Exercise aim →
In this exercise, return the whole listing exactly, excluding any images.

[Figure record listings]
--- start ---

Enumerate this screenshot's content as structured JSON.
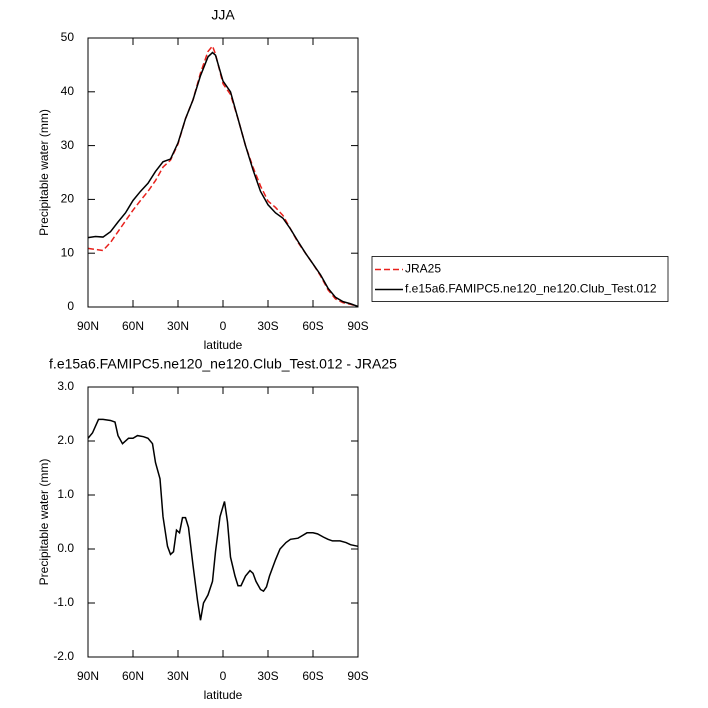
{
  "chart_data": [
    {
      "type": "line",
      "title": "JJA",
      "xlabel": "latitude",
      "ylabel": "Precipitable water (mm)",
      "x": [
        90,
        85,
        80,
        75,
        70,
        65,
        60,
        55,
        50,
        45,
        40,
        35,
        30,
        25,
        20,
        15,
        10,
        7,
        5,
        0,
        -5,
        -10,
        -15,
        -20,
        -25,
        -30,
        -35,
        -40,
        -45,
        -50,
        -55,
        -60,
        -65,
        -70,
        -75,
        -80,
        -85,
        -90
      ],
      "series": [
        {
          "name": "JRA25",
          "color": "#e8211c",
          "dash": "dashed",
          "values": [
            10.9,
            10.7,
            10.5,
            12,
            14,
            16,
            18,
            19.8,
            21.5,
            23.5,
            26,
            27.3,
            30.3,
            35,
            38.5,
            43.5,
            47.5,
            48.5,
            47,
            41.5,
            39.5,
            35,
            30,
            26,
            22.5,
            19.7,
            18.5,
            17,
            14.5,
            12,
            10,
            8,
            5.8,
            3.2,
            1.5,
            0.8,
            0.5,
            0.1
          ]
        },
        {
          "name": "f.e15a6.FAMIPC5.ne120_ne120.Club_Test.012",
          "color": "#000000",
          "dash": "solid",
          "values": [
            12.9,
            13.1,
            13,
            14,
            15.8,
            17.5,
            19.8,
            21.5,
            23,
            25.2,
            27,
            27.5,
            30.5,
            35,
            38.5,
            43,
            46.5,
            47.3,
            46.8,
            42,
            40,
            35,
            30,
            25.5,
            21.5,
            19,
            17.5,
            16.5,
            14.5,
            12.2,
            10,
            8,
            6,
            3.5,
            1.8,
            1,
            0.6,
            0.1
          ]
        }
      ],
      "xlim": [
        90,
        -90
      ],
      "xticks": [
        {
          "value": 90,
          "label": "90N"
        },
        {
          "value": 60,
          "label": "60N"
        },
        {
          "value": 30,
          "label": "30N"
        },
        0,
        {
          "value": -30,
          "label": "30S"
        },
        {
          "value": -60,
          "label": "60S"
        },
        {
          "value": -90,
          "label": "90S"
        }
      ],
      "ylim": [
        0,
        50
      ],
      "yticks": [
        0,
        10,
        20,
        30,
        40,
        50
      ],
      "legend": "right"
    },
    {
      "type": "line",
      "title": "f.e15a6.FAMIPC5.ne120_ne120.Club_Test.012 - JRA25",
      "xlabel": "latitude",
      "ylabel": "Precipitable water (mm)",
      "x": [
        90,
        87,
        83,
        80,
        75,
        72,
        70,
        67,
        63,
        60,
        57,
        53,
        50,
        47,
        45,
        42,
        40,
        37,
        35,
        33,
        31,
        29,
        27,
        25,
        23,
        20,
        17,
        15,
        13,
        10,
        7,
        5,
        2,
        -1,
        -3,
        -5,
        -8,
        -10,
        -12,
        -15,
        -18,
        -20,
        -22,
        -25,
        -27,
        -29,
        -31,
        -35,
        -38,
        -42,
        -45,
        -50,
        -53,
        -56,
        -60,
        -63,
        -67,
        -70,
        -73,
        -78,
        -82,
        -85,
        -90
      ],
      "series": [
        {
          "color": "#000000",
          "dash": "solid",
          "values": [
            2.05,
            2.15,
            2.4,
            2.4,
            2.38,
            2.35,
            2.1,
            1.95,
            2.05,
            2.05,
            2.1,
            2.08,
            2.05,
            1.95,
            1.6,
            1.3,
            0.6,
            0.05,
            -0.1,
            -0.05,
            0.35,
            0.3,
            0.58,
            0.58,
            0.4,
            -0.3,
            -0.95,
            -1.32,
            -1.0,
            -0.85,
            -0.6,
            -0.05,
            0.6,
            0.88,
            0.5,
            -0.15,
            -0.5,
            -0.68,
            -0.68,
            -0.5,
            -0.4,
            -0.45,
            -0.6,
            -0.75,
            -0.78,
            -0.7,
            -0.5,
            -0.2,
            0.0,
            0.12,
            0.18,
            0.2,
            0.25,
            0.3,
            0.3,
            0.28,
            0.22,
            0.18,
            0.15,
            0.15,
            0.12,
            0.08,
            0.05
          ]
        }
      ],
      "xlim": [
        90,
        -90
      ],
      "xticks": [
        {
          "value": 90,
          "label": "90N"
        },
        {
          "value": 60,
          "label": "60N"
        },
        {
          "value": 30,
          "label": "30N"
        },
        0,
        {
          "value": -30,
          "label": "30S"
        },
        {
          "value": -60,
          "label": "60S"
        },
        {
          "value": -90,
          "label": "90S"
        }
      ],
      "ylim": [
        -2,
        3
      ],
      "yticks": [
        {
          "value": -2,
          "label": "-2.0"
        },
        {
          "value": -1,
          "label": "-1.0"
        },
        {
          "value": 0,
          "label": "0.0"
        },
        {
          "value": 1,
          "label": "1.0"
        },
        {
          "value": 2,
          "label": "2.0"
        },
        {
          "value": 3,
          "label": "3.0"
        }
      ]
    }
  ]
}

--- end ---

Response to the task →
Enumerate this screenshot's content as structured JSON.
{
  "chart_data": [
    {
      "type": "line",
      "title": "JJA",
      "xlabel": "latitude",
      "ylabel": "Precipitable water (mm)",
      "x": [
        90,
        85,
        80,
        75,
        70,
        65,
        60,
        55,
        50,
        45,
        40,
        35,
        30,
        25,
        20,
        15,
        10,
        7,
        5,
        0,
        -5,
        -10,
        -15,
        -20,
        -25,
        -30,
        -35,
        -40,
        -45,
        -50,
        -55,
        -60,
        -65,
        -70,
        -75,
        -80,
        -85,
        -90
      ],
      "series": [
        {
          "name": "JRA25",
          "color": "#e8211c",
          "dash": "dashed",
          "values": [
            10.9,
            10.7,
            10.5,
            12,
            14,
            16,
            18,
            19.8,
            21.5,
            23.5,
            26,
            27.3,
            30.3,
            35,
            38.5,
            43.5,
            47.5,
            48.5,
            47,
            41.5,
            39.5,
            35,
            30,
            26,
            22.5,
            19.7,
            18.5,
            17,
            14.5,
            12,
            10,
            8,
            5.8,
            3.2,
            1.5,
            0.8,
            0.5,
            0.1
          ]
        },
        {
          "name": "f.e15a6.FAMIPC5.ne120_ne120.Club_Test.012",
          "color": "#000000",
          "dash": "solid",
          "values": [
            12.9,
            13.1,
            13,
            14,
            15.8,
            17.5,
            19.8,
            21.5,
            23,
            25.2,
            27,
            27.5,
            30.5,
            35,
            38.5,
            43,
            46.5,
            47.3,
            46.8,
            42,
            40,
            35,
            30,
            25.5,
            21.5,
            19,
            17.5,
            16.5,
            14.5,
            12.2,
            10,
            8,
            6,
            3.5,
            1.8,
            1,
            0.6,
            0.1
          ]
        }
      ],
      "xlim": [
        90,
        -90
      ],
      "xticks": [
        {
          "value": 90,
          "label": "90N"
        },
        {
          "value": 60,
          "label": "60N"
        },
        {
          "value": 30,
          "label": "30N"
        },
        0,
        {
          "value": -30,
          "label": "30S"
        },
        {
          "value": -60,
          "label": "60S"
        },
        {
          "value": -90,
          "label": "90S"
        }
      ],
      "ylim": [
        0,
        50
      ],
      "yticks": [
        0,
        10,
        20,
        30,
        40,
        50
      ],
      "legend": "right"
    },
    {
      "type": "line",
      "title": "f.e15a6.FAMIPC5.ne120_ne120.Club_Test.012 - JRA25",
      "xlabel": "latitude",
      "ylabel": "Precipitable water (mm)",
      "x": [
        90,
        87,
        83,
        80,
        75,
        72,
        70,
        67,
        63,
        60,
        57,
        53,
        50,
        47,
        45,
        42,
        40,
        37,
        35,
        33,
        31,
        29,
        27,
        25,
        23,
        20,
        17,
        15,
        13,
        10,
        7,
        5,
        2,
        -1,
        -3,
        -5,
        -8,
        -10,
        -12,
        -15,
        -18,
        -20,
        -22,
        -25,
        -27,
        -29,
        -31,
        -35,
        -38,
        -42,
        -45,
        -50,
        -53,
        -56,
        -60,
        -63,
        -67,
        -70,
        -73,
        -78,
        -82,
        -85,
        -90
      ],
      "series": [
        {
          "color": "#000000",
          "dash": "solid",
          "values": [
            2.05,
            2.15,
            2.4,
            2.4,
            2.38,
            2.35,
            2.1,
            1.95,
            2.05,
            2.05,
            2.1,
            2.08,
            2.05,
            1.95,
            1.6,
            1.3,
            0.6,
            0.05,
            -0.1,
            -0.05,
            0.35,
            0.3,
            0.58,
            0.58,
            0.4,
            -0.3,
            -0.95,
            -1.32,
            -1.0,
            -0.85,
            -0.6,
            -0.05,
            0.6,
            0.88,
            0.5,
            -0.15,
            -0.5,
            -0.68,
            -0.68,
            -0.5,
            -0.4,
            -0.45,
            -0.6,
            -0.75,
            -0.78,
            -0.7,
            -0.5,
            -0.2,
            0.0,
            0.12,
            0.18,
            0.2,
            0.25,
            0.3,
            0.3,
            0.28,
            0.22,
            0.18,
            0.15,
            0.15,
            0.12,
            0.08,
            0.05
          ]
        }
      ],
      "xlim": [
        90,
        -90
      ],
      "xticks": [
        {
          "value": 90,
          "label": "90N"
        },
        {
          "value": 60,
          "label": "60N"
        },
        {
          "value": 30,
          "label": "30N"
        },
        0,
        {
          "value": -30,
          "label": "30S"
        },
        {
          "value": -60,
          "label": "60S"
        },
        {
          "value": -90,
          "label": "90S"
        }
      ],
      "ylim": [
        -2,
        3
      ],
      "yticks": [
        {
          "value": -2,
          "label": "-2.0"
        },
        {
          "value": -1,
          "label": "-1.0"
        },
        {
          "value": 0,
          "label": "0.0"
        },
        {
          "value": 1,
          "label": "1.0"
        },
        {
          "value": 2,
          "label": "2.0"
        },
        {
          "value": 3,
          "label": "3.0"
        }
      ]
    }
  ]
}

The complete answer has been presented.